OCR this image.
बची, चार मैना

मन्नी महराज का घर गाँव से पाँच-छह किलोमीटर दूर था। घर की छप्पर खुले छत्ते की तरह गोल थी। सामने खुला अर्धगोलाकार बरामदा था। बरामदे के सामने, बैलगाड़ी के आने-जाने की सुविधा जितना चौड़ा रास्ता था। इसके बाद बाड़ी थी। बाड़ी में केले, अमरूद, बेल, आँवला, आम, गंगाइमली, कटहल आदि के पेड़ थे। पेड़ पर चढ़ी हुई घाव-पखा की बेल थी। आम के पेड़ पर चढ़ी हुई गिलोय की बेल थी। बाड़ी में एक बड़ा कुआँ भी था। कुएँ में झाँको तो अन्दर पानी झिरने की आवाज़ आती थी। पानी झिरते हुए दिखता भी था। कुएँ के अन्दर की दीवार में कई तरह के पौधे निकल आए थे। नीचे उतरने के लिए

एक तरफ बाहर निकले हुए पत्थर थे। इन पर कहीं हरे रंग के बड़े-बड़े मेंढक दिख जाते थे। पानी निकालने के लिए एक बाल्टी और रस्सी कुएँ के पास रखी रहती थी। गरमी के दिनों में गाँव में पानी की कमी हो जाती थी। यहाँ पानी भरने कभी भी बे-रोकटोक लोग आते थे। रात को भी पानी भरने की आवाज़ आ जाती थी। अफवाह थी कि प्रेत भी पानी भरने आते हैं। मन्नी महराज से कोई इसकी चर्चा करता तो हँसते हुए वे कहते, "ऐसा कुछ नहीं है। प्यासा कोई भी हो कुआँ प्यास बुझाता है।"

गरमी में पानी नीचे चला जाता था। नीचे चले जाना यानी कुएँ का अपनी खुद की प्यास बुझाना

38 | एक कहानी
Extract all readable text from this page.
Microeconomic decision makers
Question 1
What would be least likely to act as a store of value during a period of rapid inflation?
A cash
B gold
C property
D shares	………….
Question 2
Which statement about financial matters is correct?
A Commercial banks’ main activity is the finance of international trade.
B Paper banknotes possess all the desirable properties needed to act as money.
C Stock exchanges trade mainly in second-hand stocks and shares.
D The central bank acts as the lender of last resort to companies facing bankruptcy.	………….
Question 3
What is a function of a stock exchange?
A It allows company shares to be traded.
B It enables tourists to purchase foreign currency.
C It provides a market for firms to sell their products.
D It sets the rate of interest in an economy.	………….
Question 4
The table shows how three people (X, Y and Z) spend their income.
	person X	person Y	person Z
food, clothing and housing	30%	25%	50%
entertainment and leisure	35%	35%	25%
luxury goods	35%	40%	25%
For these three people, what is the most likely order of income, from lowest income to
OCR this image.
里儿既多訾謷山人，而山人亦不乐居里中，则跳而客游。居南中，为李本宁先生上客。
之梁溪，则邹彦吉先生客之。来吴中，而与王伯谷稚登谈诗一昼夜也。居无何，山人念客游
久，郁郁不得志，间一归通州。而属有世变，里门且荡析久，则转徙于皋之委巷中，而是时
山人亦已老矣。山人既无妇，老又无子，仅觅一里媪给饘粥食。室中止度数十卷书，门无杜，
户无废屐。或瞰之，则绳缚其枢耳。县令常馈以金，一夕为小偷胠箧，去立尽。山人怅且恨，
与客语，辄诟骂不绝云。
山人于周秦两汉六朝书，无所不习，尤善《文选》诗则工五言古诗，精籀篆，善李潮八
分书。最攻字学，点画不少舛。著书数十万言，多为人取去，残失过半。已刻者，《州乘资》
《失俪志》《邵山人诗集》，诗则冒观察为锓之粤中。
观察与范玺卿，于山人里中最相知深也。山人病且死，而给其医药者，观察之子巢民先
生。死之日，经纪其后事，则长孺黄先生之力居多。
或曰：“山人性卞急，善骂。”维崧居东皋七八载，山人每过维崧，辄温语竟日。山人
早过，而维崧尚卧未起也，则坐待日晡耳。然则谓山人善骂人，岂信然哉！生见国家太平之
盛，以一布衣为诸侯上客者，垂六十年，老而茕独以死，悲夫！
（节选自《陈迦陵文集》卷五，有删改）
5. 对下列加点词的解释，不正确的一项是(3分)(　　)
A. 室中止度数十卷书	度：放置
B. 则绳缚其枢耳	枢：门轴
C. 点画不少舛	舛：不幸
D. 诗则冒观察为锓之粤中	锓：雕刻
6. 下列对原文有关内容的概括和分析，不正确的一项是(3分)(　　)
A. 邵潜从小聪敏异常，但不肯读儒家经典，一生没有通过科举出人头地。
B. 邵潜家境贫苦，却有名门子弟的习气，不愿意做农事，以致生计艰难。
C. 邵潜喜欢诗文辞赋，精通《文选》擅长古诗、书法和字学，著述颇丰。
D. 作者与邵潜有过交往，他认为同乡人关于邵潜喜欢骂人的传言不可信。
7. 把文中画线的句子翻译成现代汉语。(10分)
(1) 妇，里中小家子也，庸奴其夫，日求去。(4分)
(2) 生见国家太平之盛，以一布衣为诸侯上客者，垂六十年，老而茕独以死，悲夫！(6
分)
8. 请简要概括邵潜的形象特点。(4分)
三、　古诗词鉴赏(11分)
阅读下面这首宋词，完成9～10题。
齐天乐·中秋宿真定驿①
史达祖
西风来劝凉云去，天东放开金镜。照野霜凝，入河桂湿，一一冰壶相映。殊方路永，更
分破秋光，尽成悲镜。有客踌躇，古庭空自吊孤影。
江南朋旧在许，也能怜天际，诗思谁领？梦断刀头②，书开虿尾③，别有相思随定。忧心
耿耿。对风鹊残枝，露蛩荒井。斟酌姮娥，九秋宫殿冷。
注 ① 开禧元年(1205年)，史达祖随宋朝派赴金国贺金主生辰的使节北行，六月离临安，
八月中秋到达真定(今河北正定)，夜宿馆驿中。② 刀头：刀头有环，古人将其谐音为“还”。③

■ **Directive**: Copy out every line with the word "点画不少舛".

■ **Exercise output**:
分书。最攻字学，点画不少舛。著书数十万言，多为人取去，残失过半。已刻者，《州乘资》
C. 点画不少舛	舛：不幸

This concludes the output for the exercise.